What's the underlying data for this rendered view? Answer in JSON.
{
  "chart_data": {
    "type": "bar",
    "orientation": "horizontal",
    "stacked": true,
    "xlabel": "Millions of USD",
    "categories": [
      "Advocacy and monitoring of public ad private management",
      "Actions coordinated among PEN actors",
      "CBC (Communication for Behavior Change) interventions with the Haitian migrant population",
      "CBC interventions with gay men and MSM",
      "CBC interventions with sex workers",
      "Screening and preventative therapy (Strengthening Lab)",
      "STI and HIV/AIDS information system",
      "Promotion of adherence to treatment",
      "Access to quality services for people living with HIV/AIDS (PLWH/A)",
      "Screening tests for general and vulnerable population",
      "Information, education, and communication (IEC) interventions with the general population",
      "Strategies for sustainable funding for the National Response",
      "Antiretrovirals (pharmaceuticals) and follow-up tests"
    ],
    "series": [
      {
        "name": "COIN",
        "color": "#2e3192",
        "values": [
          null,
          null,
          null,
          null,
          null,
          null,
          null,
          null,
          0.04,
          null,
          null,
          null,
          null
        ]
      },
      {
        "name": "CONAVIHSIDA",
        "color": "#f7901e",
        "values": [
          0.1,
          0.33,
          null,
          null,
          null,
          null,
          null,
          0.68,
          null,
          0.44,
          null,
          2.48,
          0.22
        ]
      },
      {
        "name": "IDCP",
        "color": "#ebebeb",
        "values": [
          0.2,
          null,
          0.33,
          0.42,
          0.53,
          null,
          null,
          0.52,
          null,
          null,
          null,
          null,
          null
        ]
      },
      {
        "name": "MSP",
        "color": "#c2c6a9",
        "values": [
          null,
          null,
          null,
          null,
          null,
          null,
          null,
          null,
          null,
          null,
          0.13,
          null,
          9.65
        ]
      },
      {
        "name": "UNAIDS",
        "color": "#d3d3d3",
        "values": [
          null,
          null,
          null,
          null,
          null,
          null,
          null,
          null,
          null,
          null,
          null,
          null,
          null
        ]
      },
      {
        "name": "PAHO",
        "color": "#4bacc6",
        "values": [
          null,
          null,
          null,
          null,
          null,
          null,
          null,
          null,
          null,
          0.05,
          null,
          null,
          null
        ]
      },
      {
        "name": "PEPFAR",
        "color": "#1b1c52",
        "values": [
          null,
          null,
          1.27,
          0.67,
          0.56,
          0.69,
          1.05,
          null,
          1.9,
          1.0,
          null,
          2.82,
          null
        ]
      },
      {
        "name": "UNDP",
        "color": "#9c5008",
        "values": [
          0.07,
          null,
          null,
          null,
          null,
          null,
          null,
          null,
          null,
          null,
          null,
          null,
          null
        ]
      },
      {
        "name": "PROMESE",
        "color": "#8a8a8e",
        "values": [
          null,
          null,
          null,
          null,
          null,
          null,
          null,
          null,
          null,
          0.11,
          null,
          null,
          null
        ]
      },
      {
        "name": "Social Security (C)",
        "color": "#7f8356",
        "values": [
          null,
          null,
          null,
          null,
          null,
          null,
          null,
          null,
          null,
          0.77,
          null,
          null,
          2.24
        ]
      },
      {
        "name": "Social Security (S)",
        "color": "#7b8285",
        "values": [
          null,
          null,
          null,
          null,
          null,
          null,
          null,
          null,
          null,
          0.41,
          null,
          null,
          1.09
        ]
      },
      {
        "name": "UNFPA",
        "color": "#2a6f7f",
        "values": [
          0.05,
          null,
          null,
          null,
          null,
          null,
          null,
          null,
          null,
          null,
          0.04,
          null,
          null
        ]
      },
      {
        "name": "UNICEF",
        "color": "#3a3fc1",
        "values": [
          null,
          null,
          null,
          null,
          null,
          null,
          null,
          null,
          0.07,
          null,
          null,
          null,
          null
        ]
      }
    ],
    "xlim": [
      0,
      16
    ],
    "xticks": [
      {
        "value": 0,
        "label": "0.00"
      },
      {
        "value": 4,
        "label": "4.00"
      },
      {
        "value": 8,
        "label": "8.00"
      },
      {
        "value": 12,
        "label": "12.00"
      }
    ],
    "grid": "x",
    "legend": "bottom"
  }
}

TASK DETAILS: Write out the entries in full, exactly as given.

WRITTEN SOLUTION:
What's the underlying data for this rendered view? Answer in JSON.
{
  "chart_data": {
    "type": "bar",
    "orientation": "horizontal",
    "stacked": true,
    "xlabel": "Millions of USD",
    "categories": [
      "Advocacy and monitoring of public ad private management",
      "Actions coordinated among PEN actors",
      "CBC (Communication for Behavior Change) interventions with the Haitian migrant population",
      "CBC interventions with gay men and MSM",
      "CBC interventions with sex workers",
      "Screening and preventative therapy (Strengthening Lab)",
      "STI and HIV/AIDS information system",
      "Promotion of adherence to treatment",
      "Access to quality services for people living with HIV/AIDS (PLWH/A)",
      "Screening tests for general and vulnerable population",
      "Information, education, and communication (IEC) interventions with the general population",
      "Strategies for sustainable funding for the National Response",
      "Antiretrovirals (pharmaceuticals) and follow-up tests"
    ],
    "series": [
      {
        "name": "COIN",
        "color": "#2e3192",
        "values": [
          null,
          null,
          null,
          null,
          null,
          null,
          null,
          null,
          0.04,
          null,
          null,
          null,
          null
        ]
      },
      {
        "name": "CONAVIHSIDA",
        "color": "#f7901e",
        "values": [
          0.1,
          0.33,
          null,
          null,
          null,
          null,
          null,
          0.68,
          null,
          0.44,
          null,
          2.48,
          0.22
        ]
      },
      {
        "name": "IDCP",
        "color": "#ebebeb",
        "values": [
          0.2,
          null,
          0.33,
          0.42,
          0.53,
          null,
          null,
          0.52,
          null,
          null,
          null,
          null,
          null
        ]
      },
      {
        "name": "MSP",
        "color": "#c2c6a9",
        "values": [
          null,
          null,
          null,
          null,
          null,
          null,
          null,
          null,
          null,
          null,
          0.13,
          null,
          9.65
        ]
      },
      {
        "name": "UNAIDS",
        "color": "#d3d3d3",
        "values": [
          null,
          null,
          null,
          null,
          null,
          null,
          null,
          null,
          null,
          null,
          null,
          null,
          null
        ]
      },
      {
        "name": "PAHO",
        "color": "#4bacc6",
        "values": [
          null,
          null,
          null,
          null,
          null,
          null,
          null,
          null,
          null,
          0.05,
          null,
          null,
          null
        ]
      },
      {
        "name": "PEPFAR",
        "color": "#1b1c52",
        "values": [
          null,
          null,
          1.27,
          0.67,
          0.56,
          0.69,
          1.05,
          null,
          1.9,
          1.0,
          null,
          2.82,
          null
        ]
      },
      {
        "name": "UNDP",
        "color": "#9c5008",
        "values": [
          0.07,
          null,
          null,
          null,
          null,
          null,
          null,
          null,
          null,
          null,
          null,
          null,
          null
        ]
      },
      {
        "name": "PROMESE",
        "color": "#8a8a8e",
        "values": [
          null,
          null,
          null,
          null,
          null,
          null,
          null,
          null,
          null,
          0.11,
          null,
          null,
          null
        ]
      },
      {
        "name": "Social Security (C)",
        "color": "#7f8356",
        "values": [
          null,
          null,
          null,
          null,
          null,
          null,
          null,
          null,
          null,
          0.77,
          null,
          null,
          2.24
        ]
      },
      {
        "name": "Social Security (S)",
        "color": "#7b8285",
        "values": [
          null,
          null,
          null,
          null,
          null,
          null,
          null,
          null,
          null,
          0.41,
          null,
          null,
          1.09
        ]
      },
      {
        "name": "UNFPA",
        "color": "#2a6f7f",
        "values": [
          0.05,
          null,
          null,
          null,
          null,
          null,
          null,
          null,
          null,
          null,
          0.04,
          null,
          null
        ]
      },
      {
        "name": "UNICEF",
        "color": "#3a3fc1",
        "values": [
          null,
          null,
          null,
          null,
          null,
          null,
          null,
          null,
          0.07,
          null,
          null,
          null,
          null
        ]
      }
    ],
    "xlim": [
      0,
      16
    ],
    "xticks": [
      {
        "value": 0,
        "label": "0.00"
      },
      {
        "value": 4,
        "label": "4.00"
      },
      {
        "value": 8,
        "label": "8.00"
      },
      {
        "value": 12,
        "label": "12.00"
      }
    ],
    "grid": "x",
    "legend": "bottom"
  }
}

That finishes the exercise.